■ **Dataset**:
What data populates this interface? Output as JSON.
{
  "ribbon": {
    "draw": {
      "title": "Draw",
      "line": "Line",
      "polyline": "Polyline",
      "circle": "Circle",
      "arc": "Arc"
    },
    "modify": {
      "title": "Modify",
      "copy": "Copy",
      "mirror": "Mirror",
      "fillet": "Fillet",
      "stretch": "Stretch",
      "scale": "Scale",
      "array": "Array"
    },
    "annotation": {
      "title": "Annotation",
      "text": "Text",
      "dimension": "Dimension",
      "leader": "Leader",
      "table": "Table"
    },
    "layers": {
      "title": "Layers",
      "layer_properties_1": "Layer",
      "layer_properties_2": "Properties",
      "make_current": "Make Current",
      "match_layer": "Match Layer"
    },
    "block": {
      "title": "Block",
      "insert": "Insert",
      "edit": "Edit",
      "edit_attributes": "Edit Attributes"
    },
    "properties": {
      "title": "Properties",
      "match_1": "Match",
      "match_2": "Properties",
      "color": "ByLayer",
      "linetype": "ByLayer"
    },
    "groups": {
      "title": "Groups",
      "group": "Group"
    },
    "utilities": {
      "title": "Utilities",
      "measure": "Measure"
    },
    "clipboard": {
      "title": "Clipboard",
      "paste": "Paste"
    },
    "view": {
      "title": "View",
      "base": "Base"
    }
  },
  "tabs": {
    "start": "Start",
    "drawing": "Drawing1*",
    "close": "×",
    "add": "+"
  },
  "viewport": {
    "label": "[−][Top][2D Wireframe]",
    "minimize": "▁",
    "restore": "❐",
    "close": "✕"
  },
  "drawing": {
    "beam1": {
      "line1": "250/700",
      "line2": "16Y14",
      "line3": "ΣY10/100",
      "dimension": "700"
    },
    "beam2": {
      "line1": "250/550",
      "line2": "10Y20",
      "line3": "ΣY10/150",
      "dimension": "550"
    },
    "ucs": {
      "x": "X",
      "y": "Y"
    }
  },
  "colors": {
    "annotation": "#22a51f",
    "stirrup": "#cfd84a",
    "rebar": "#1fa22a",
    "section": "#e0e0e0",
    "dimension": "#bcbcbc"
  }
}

■ **Written instruction**: Display every line of the listing that contains the string "dimension".

■ **The solution**:
      "dimension": "Dimension",
      "dimension": "700"
      "dimension": "550"
    "dimension": "#bcbcbc"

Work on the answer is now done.